> _EXTRAIT FOURNI_
*-*-*

Stratégies

Un marché en or pour New Look

Les Canadiens vieillissent. La presbytie rôde. Si bon nombre de gens n’ont pas encore de problèmes de vision, ce n’est qu’une question de temps. Tôt ou tard, la plupart des Canadiens auront besoin de lunettes de lecture.

Cette fatalité fait largement sourire Antoine Amiel, président du Groupe Vision New Look, une entreprise qui regroupe trois grands détaillants de produits d’optique : Lunetterie New Look, Vogue Optical et Greiche & Scaff.

« Un des facteurs déterminants du marché, c’est la démographie », a-t-il lancé lors d’un déjeuner-conférence organisé récemment par le Cercle finance et placement du Québec.

La démographie canadienne est particulièrement intéressante. La population est vieillissante, mais grâce à l’immigration, elle est aussi en croissance.

« J’ai vécu au Japon, j’ai vécu personnellement une situation où la population vieillissait et diminuait, raconte-t-il plus tard à La Presse Affaires. Ça avait un impact pernicieux et douloureux sur les affaires, sur le moral, l’ambition, la capacité à investir. »

Selon lui, le marché le plus favorable au Canada est le Québec.

« Il y a beaucoup plus de sensibilité à la mode ici. »

— Antoine Amiel, président du Groupe Vision New Look

Si les plus vieux représentent un marché intéressant, les plus jeunes ne sont pas non plus à dédaigner, grâce aux nombreuses heures qu’ils passent devant des écrans divers.

L’autre facteur déterminant du marché, c’est sa fragmentation.

« Il y a environ 5000 magasins d’optique au Canada, note M. Amiel. La moitié sont indépendants. »

Cette proportion diminue avec le temps : il y a de plus en plus de femmes en optométrie qui, selon M. Amiel, désirent mieux concilier le travail et la famille. L’idée de posséder leur propre boutique, et de travailler certains soirs de semaine et le samedi, ne les attire pas outre mesure.

New Look a bien l’intention de participer pleinement à la consolidation de l’industrie. Avec l’acquisition de Greiche & Scaff et de Vogue Optical, l’entreprise est maintenant le deuxième groupe en importance au Canada dans le domaine des produits et services d’optique, après LensCrafters. Elle domine tout l’est du pays.

*-*-*

D'après l'article sur New Look, répondez à ces questions :
(a) Quels trois détaillants le Groupe Vision New Look regroupe-t-il ?
(b) Combien de magasins d'optique le Canada compte-t-il environ, et quelle part d'entre eux est indépendante ?
(c) Quel groupe devance New Look au Canada dans les produits et services d'optique ?
Le listing n'a aucun rôle dans ce travail.

> _DONNÉES BRUTES_
*-*-*

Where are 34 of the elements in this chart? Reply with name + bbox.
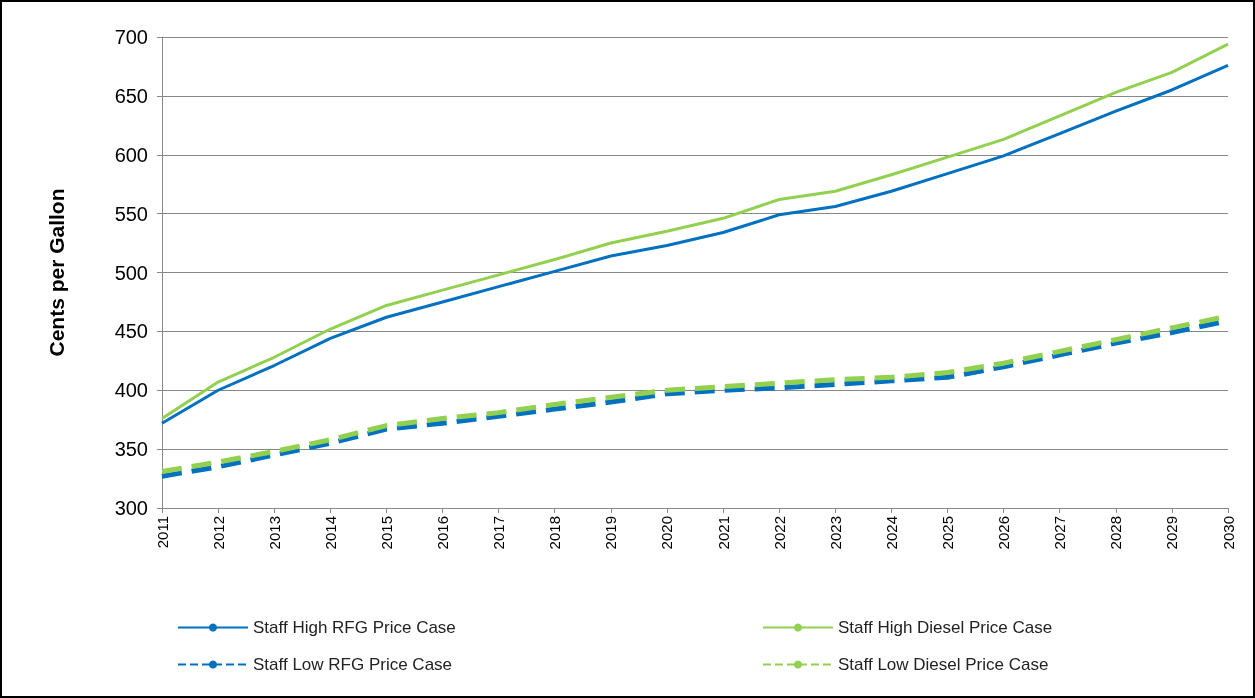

*-*-*

> _CORRIGÉ_
(a) Lunetterie New Look, Vogue Optical et Greiche & Scaff.
(b) Environ 5000 magasins, dont la moitié sont indépendants.
(c) LensCrafters.